**What the task requires**
Identify the lines holding "影响凝汽器换热效果" and copy them.

**Dataset rows**
########

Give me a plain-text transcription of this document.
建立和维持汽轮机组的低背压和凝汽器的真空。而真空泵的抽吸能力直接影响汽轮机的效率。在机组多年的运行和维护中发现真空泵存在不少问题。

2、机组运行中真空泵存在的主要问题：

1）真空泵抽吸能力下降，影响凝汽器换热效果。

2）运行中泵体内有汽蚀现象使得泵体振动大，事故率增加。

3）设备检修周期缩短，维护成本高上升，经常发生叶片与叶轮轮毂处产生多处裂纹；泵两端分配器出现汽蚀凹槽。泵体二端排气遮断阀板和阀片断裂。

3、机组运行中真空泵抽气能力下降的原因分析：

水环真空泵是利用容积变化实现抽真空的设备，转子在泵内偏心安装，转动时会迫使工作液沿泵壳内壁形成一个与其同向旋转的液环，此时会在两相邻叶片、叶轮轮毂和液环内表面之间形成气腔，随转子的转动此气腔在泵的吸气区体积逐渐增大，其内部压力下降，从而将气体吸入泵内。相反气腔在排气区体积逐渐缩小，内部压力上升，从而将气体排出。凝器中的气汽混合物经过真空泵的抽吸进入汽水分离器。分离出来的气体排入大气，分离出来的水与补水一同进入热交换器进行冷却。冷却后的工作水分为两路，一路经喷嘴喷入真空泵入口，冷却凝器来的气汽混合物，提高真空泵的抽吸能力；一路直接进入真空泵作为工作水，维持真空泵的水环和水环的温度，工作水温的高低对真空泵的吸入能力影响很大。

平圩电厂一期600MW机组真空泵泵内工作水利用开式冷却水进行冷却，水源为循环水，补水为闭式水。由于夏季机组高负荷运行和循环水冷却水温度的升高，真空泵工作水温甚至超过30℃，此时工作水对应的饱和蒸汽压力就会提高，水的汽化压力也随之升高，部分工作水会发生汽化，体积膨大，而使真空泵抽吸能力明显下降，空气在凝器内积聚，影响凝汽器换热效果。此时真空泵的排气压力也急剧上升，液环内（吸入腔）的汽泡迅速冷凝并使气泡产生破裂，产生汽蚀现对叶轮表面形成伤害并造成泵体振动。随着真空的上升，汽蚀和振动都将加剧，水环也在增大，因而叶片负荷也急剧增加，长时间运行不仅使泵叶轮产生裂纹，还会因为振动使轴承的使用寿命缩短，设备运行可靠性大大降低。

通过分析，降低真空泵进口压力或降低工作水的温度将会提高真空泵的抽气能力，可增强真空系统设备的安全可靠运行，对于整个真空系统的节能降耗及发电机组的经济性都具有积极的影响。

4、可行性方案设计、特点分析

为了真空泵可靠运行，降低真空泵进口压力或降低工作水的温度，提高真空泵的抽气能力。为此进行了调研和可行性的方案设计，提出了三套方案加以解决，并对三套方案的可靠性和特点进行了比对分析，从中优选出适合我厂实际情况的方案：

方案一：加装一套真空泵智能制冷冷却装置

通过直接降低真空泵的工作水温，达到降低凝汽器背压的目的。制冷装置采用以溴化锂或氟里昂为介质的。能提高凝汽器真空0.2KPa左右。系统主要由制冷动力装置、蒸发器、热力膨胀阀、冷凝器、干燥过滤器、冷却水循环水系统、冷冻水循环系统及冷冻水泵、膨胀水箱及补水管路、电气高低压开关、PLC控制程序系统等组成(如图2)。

########

**Output for this task**
1）真空泵抽吸能力下降，影响凝汽器换热效果。
平圩电厂一期600MW机组真空泵泵内工作水利用开式冷却水进行冷却，水源为循环水，补水为闭式水。由于夏季机组高负荷运行和循环水冷却水温度的升高，真空泵工作水温甚至超过30℃，此时工作水对应的饱和蒸汽压力就会提高，水的汽化压力也随之升高，部分工作水会发生汽化，体积膨大，而使真空泵抽吸能力明显下降，空气在凝器内积聚，影响凝汽器换热效果。此时真空泵的排气压力也急剧上升，液环内（吸入腔）的汽泡迅速冷凝并使气泡产生破裂，产生汽蚀现对叶轮表面形成伤害并造成泵体振动。随着真空的上升，汽蚀和振动都将加剧，水环也在增大，因而叶片负荷也急剧增加，长时间运行不仅使泵叶轮产生裂纹，还会因为振动使轴承的使用寿命缩短，设备运行可靠性大大降低。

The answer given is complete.